(Exercise prompt)
Only the lines that include "Count" should be copied from the data below.

[Data entries for graphics]
----
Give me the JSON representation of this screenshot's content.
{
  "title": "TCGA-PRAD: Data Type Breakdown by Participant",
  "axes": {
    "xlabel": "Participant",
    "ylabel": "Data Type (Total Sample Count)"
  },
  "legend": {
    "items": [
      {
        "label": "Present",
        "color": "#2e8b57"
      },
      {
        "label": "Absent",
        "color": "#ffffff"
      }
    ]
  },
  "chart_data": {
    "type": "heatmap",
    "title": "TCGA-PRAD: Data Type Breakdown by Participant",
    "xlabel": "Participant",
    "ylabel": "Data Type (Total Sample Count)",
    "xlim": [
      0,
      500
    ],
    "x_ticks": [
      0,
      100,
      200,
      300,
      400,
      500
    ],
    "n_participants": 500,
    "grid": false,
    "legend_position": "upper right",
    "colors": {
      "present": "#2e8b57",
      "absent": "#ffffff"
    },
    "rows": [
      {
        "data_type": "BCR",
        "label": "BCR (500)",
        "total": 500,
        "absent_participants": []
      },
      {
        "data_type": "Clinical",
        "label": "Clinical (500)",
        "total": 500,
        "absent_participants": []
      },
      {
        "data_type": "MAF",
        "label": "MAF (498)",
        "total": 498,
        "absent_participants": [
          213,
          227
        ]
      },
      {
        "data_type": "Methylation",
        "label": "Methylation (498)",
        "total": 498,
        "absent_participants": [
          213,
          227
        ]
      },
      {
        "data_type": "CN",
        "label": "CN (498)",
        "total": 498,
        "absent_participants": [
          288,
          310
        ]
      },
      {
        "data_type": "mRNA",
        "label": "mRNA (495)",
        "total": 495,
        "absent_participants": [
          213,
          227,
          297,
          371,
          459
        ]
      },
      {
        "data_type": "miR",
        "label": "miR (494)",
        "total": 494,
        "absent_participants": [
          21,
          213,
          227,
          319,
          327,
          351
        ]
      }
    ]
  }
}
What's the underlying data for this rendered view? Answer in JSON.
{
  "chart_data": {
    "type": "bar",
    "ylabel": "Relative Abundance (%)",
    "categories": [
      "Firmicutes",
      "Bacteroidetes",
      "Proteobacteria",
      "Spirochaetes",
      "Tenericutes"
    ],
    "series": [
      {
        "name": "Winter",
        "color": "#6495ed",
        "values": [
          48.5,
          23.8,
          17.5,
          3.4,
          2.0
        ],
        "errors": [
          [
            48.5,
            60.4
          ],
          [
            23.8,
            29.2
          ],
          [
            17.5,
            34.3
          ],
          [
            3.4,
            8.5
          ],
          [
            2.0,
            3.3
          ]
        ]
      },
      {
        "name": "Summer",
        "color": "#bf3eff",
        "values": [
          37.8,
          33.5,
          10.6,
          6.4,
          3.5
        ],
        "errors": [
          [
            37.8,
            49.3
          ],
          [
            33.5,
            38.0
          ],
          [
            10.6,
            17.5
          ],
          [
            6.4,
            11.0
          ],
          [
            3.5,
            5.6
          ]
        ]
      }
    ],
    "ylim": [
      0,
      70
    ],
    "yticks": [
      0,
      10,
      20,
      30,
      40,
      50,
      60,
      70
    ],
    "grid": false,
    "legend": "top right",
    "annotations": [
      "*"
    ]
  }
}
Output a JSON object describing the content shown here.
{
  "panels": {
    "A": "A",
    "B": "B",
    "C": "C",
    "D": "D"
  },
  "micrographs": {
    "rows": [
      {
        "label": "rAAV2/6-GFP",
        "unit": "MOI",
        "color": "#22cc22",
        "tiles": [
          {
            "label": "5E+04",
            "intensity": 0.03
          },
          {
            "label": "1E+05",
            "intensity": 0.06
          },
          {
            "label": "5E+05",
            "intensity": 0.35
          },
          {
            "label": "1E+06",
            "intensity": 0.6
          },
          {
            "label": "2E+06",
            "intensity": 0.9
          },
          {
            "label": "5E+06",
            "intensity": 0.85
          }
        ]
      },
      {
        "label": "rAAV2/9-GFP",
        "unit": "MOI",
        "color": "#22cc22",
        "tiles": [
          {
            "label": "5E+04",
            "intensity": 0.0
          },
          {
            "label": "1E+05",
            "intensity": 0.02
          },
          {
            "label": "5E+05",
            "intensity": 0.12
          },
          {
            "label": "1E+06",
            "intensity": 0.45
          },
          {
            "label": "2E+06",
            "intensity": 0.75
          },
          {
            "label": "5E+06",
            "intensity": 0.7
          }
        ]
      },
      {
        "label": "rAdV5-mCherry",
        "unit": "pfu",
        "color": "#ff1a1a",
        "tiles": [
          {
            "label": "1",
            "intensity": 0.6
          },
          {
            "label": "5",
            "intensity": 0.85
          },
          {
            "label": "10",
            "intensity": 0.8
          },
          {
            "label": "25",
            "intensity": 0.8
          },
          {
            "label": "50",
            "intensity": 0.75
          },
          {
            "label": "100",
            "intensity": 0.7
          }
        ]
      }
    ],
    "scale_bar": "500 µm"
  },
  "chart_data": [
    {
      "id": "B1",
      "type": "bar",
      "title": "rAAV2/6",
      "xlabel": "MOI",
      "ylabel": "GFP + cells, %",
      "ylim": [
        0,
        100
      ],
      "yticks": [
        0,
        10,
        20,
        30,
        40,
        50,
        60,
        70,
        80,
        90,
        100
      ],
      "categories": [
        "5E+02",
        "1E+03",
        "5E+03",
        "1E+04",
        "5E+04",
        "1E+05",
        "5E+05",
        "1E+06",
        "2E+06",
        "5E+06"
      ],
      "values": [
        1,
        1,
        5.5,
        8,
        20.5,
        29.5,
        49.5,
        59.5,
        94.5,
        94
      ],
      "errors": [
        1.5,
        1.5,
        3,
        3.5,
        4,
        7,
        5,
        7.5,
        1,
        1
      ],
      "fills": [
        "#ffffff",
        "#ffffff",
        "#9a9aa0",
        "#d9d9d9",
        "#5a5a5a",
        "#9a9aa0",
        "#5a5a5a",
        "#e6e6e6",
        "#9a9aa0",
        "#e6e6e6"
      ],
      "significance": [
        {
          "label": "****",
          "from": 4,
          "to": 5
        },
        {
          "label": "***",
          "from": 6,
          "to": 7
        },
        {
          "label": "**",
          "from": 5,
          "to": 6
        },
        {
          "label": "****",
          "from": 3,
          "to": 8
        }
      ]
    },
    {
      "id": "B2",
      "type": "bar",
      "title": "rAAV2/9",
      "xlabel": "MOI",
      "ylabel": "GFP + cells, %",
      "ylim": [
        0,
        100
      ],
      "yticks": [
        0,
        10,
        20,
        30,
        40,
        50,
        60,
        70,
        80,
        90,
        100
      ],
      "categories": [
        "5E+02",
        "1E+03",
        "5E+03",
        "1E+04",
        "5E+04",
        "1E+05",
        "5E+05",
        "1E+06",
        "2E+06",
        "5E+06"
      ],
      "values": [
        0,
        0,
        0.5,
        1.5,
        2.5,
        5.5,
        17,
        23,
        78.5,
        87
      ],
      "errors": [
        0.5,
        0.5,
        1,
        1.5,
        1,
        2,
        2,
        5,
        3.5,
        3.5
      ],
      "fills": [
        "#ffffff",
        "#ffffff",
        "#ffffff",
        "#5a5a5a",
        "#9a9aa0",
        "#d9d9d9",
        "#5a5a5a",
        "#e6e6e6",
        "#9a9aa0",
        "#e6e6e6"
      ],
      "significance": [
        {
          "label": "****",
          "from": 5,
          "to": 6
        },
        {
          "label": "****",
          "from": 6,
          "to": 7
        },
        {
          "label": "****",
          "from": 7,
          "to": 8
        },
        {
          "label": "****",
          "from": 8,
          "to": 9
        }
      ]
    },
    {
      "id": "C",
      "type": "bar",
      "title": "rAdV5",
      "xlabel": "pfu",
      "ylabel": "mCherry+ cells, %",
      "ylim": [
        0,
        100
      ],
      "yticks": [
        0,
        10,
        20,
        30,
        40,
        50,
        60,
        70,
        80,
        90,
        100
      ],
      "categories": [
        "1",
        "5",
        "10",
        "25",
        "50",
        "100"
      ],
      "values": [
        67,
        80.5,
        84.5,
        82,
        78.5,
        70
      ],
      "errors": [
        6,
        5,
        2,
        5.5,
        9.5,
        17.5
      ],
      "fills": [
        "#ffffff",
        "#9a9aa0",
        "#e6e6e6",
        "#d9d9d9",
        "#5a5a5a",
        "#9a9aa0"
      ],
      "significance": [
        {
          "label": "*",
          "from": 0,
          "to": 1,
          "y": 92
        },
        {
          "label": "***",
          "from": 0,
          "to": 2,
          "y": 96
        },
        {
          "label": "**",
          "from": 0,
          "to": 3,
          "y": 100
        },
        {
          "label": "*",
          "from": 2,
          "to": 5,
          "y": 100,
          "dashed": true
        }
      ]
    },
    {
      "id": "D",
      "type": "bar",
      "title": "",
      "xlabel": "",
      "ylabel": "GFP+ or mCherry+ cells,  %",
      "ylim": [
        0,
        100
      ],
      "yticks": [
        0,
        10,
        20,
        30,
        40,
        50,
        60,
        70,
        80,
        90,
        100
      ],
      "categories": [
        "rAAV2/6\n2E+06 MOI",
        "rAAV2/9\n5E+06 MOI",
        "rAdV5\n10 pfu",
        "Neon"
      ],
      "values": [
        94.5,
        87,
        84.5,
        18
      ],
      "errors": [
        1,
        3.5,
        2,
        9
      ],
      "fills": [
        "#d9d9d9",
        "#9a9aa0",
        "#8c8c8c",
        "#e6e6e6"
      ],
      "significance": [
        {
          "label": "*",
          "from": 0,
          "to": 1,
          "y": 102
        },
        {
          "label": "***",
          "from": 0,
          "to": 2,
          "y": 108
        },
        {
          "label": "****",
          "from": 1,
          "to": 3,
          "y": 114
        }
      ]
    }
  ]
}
----
(Finished exercise)
    "ylabel": "Data Type (Total Sample Count)"
    "ylabel": "Data Type (Total Sample Count)",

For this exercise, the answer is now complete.